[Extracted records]
↓↓↓

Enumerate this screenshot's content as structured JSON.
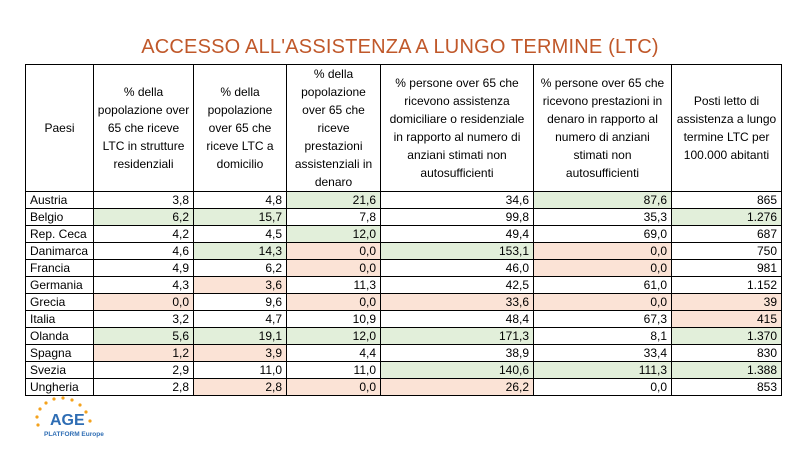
{
  "title": "ACCESSO ALL'ASSISTENZA A LUNGO TERMINE (LTC)",
  "table": {
    "headers": [
      "Paesi",
      "% della popolazione over 65 che riceve LTC in strutture residenziali",
      "% della popolazione over 65 che riceve LTC a domicilio",
      "% della popolazione over 65 che riceve prestazioni assistenziali in denaro",
      "% persone over 65 che ricevono assistenza domiciliare o residenziale in rapporto al numero di anziani stimati non autosufficienti",
      "% persone over 65 che ricevono prestazioni in denaro in rapporto al numero di anziani stimati non autosufficienti",
      "Posti letto di assistenza a lungo termine LTC per 100.000 abitanti"
    ],
    "rows": [
      {
        "cells": [
          "Austria",
          "3,8",
          "4,8",
          "21,6",
          "34,6",
          "87,6",
          "865"
        ],
        "hl": [
          "",
          "",
          "",
          "g",
          "",
          "g",
          ""
        ]
      },
      {
        "cells": [
          "Belgio",
          "6,2",
          "15,7",
          "7,8",
          "99,8",
          "35,3",
          "1.276"
        ],
        "hl": [
          "",
          "g",
          "g",
          "",
          "",
          "",
          "g"
        ]
      },
      {
        "cells": [
          "Rep. Ceca",
          "4,2",
          "4,5",
          "12,0",
          "49,4",
          "69,0",
          "687"
        ],
        "hl": [
          "",
          "",
          "",
          "g",
          "",
          "",
          ""
        ]
      },
      {
        "cells": [
          "Danimarca",
          "4,6",
          "14,3",
          "0,0",
          "153,1",
          "0,0",
          "750"
        ],
        "hl": [
          "",
          "",
          "g",
          "p",
          "g",
          "p",
          ""
        ]
      },
      {
        "cells": [
          "Francia",
          "4,9",
          "6,2",
          "0,0",
          "46,0",
          "0,0",
          "981"
        ],
        "hl": [
          "",
          "",
          "",
          "p",
          "",
          "p",
          ""
        ]
      },
      {
        "cells": [
          "Germania",
          "4,3",
          "3,6",
          "11,3",
          "42,5",
          "61,0",
          "1.152"
        ],
        "hl": [
          "",
          "",
          "p",
          "",
          "",
          "",
          ""
        ]
      },
      {
        "cells": [
          "Grecia",
          "0,0",
          "9,6",
          "0,0",
          "33,6",
          "0,0",
          "39"
        ],
        "hl": [
          "",
          "p",
          "",
          "p",
          "p",
          "p",
          "p"
        ]
      },
      {
        "cells": [
          "Italia",
          "3,2",
          "4,7",
          "10,9",
          "48,4",
          "67,3",
          "415"
        ],
        "hl": [
          "",
          "",
          "",
          "",
          "",
          "",
          "p"
        ]
      },
      {
        "cells": [
          "Olanda",
          "5,6",
          "19,1",
          "12,0",
          "171,3",
          "8,1",
          "1.370"
        ],
        "hl": [
          "",
          "g",
          "g",
          "g",
          "g",
          "",
          "g"
        ]
      },
      {
        "cells": [
          "Spagna",
          "1,2",
          "3,9",
          "4,4",
          "38,9",
          "33,4",
          "830"
        ],
        "hl": [
          "",
          "p",
          "p",
          "",
          "",
          "",
          ""
        ]
      },
      {
        "cells": [
          "Svezia",
          "2,9",
          "11,0",
          "11,0",
          "140,6",
          "111,3",
          "1.388"
        ],
        "hl": [
          "",
          "",
          "",
          "",
          "g",
          "g",
          "g"
        ]
      },
      {
        "cells": [
          "Ungheria",
          "2,8",
          "2,8",
          "0,0",
          "26,2",
          "0,0",
          "853"
        ],
        "hl": [
          "",
          "",
          "p",
          "p",
          "p",
          "",
          ""
        ]
      }
    ]
  },
  "logo": {
    "line1": "AGE",
    "line2": "PLATFORM Europe"
  },
  "colors": {
    "title": "#c0582a",
    "highlight_high": "#e2efda",
    "highlight_low": "#fbe3d6",
    "logo_blue": "#2e6db4",
    "logo_orange": "#f4a21d"
  }
}
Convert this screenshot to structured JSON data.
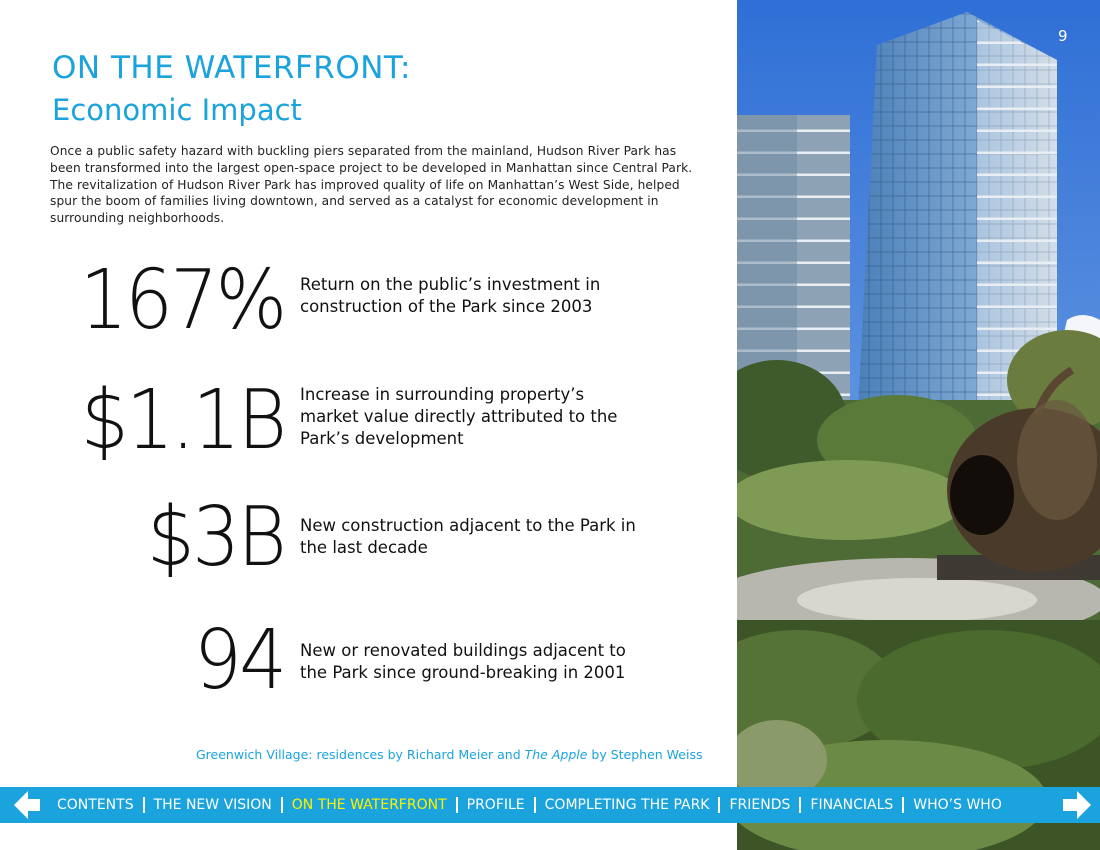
{
  "page_number": "9",
  "header": {
    "title": "ON THE WATERFRONT:",
    "subtitle": "Economic Impact"
  },
  "intro": "Once a public safety hazard with buckling piers separated from the mainland, Hudson River Park has been transformed into the largest open-space project to be developed in Manhattan since Central Park. The revitalization of Hudson River Park has improved quality of life on Manhattan’s West Side, helped spur the boom of families living downtown, and served as a catalyst for economic development in surrounding neighborhoods.",
  "stats": [
    {
      "value": "167%",
      "text": "Return on the public’s investment in construction of the Park since 2003"
    },
    {
      "value": "$1.1B",
      "text": "Increase in surrounding property’s market value directly attributed to the Park’s development"
    },
    {
      "value": "$3B",
      "text": "New construction adjacent to the Park in the last decade"
    },
    {
      "value": "94",
      "text": "New or renovated buildings adjacent to the Park since ground-breaking in 2001"
    }
  ],
  "caption": {
    "before": "Greenwich Village: residences by Richard Meier and ",
    "italic": "The Apple",
    "after": " by Stephen Weiss"
  },
  "nav": {
    "items": [
      "CONTENTS",
      "THE NEW VISION",
      "ON THE WATERFRONT",
      "PROFILE",
      "COMPLETING THE PARK",
      "FRIENDS",
      "FINANCIALS",
      "WHO’S WHO"
    ],
    "current": 2
  }
}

↑↑↑

* **AIM OF THE EXERCISE**: Output the records above exactly; leave out the pictures.

* **OUTPUT FOR THIS EXERCISE**:
Enumerate this screenshot's content as structured JSON.
{
  "title": "ACCESSO ALL'ASSISTENZA A LUNGO TERMINE (LTC)",
  "table": {
    "headers": [
      "Paesi",
      "% della popolazione over 65 che riceve LTC in strutture residenziali",
      "% della popolazione over 65 che riceve LTC a domicilio",
      "% della popolazione over 65 che riceve prestazioni assistenziali in denaro",
      "% persone over 65 che ricevono assistenza domiciliare o residenziale in rapporto al numero di anziani stimati non autosufficienti",
      "% persone over 65 che ricevono prestazioni in denaro in rapporto al numero di anziani stimati non autosufficienti",
      "Posti letto di assistenza a lungo termine LTC per 100.000 abitanti"
    ],
    "rows": [
      {
        "cells": [
          "Austria",
          "3,8",
          "4,8",
          "21,6",
          "34,6",
          "87,6",
          "865"
        ],
        "hl": [
          "",
          "",
          "",
          "g",
          "",
          "g",
          ""
        ]
      },
      {
        "cells": [
          "Belgio",
          "6,2",
          "15,7",
          "7,8",
          "99,8",
          "35,3",
          "1.276"
        ],
        "hl": [
          "",
          "g",
          "g",
          "",
          "",
          "",
          "g"
        ]
      },
      {
        "cells": [
          "Rep. Ceca",
          "4,2",
          "4,5",
          "12,0",
          "49,4",
          "69,0",
          "687"
        ],
        "hl": [
          "",
          "",
          "",
          "g",
          "",
          "",
          ""
        ]
      },
      {
        "cells": [
          "Danimarca",
          "4,6",
          "14,3",
          "0,0",
          "153,1",
          "0,0",
          "750"
        ],
        "hl": [
          "",
          "",
          "g",
          "p",
          "g",
          "p",
          ""
        ]
      },
      {
        "cells": [
          "Francia",
          "4,9",
          "6,2",
          "0,0",
          "46,0",
          "0,0",
          "981"
        ],
        "hl": [
          "",
          "",
          "",
          "p",
          "",
          "p",
          ""
        ]
      },
      {
        "cells": [
          "Germania",
          "4,3",
          "3,6",
          "11,3",
          "42,5",
          "61,0",
          "1.152"
        ],
        "hl": [
          "",
          "",
          "p",
          "",
          "",
          "",
          ""
        ]
      },
      {
        "cells": [
          "Grecia",
          "0,0",
          "9,6",
          "0,0",
          "33,6",
          "0,0",
          "39"
        ],
        "hl": [
          "",
          "p",
          "",
          "p",
          "p",
          "p",
          "p"
        ]
      },
      {
        "cells": [
          "Italia",
          "3,2",
          "4,7",
          "10,9",
          "48,4",
          "67,3",
          "415"
        ],
        "hl": [
          "",
          "",
          "",
          "",
          "",
          "",
          "p"
        ]
      },
      {
        "cells": [
          "Olanda",
          "5,6",
          "19,1",
          "12,0",
          "171,3",
          "8,1",
          "1.370"
        ],
        "hl": [
          "",
          "g",
          "g",
          "g",
          "g",
          "",
          "g"
        ]
      },
      {
        "cells": [
          "Spagna",
          "1,2",
          "3,9",
          "4,4",
          "38,9",
          "33,4",
          "830"
        ],
        "hl": [
          "",
          "p",
          "p",
          "",
          "",
          "",
          ""
        ]
      },
      {
        "cells": [
          "Svezia",
          "2,9",
          "11,0",
          "11,0",
          "140,6",
          "111,3",
          "1.388"
        ],
        "hl": [
          "",
          "",
          "",
          "",
          "g",
          "g",
          "g"
        ]
      },
      {
        "cells": [
          "Ungheria",
          "2,8",
          "2,8",
          "0,0",
          "26,2",
          "0,0",
          "853"
        ],
        "hl": [
          "",
          "",
          "p",
          "p",
          "p",
          "",
          ""
        ]
      }
    ]
  },
  "logo": {
    "line1": "AGE",
    "line2": "PLATFORM Europe"
  },
  "colors": {
    "title": "#c0582a",
    "highlight_high": "#e2efda",
    "highlight_low": "#fbe3d6",
    "logo_blue": "#2e6db4",
    "logo_orange": "#f4a21d"
  }
}
Convert this screenshot to structured JSON data.
{
  "page_number": "9",
  "header": {
    "title": "ON THE WATERFRONT:",
    "subtitle": "Economic Impact"
  },
  "intro": "Once a public safety hazard with buckling piers separated from the mainland, Hudson River Park has been transformed into the largest open-space project to be developed in Manhattan since Central Park. The revitalization of Hudson River Park has improved quality of life on Manhattan’s West Side, helped spur the boom of families living downtown, and served as a catalyst for economic development in surrounding neighborhoods.",
  "stats": [
    {
      "value": "167%",
      "text": "Return on the public’s investment in construction of the Park since 2003"
    },
    {
      "value": "$1.1B",
      "text": "Increase in surrounding property’s market value directly attributed to the Park’s development"
    },
    {
      "value": "$3B",
      "text": "New construction adjacent to the Park in the last decade"
    },
    {
      "value": "94",
      "text": "New or renovated buildings adjacent to the Park since ground-breaking in 2001"
    }
  ],
  "caption": {
    "before": "Greenwich Village: residences by Richard Meier and ",
    "italic": "The Apple",
    "after": " by Stephen Weiss"
  },
  "nav": {
    "items": [
      "CONTENTS",
      "THE NEW VISION",
      "ON THE WATERFRONT",
      "PROFILE",
      "COMPLETING THE PARK",
      "FRIENDS",
      "FINANCIALS",
      "WHO’S WHO"
    ],
    "current": 2
  }
}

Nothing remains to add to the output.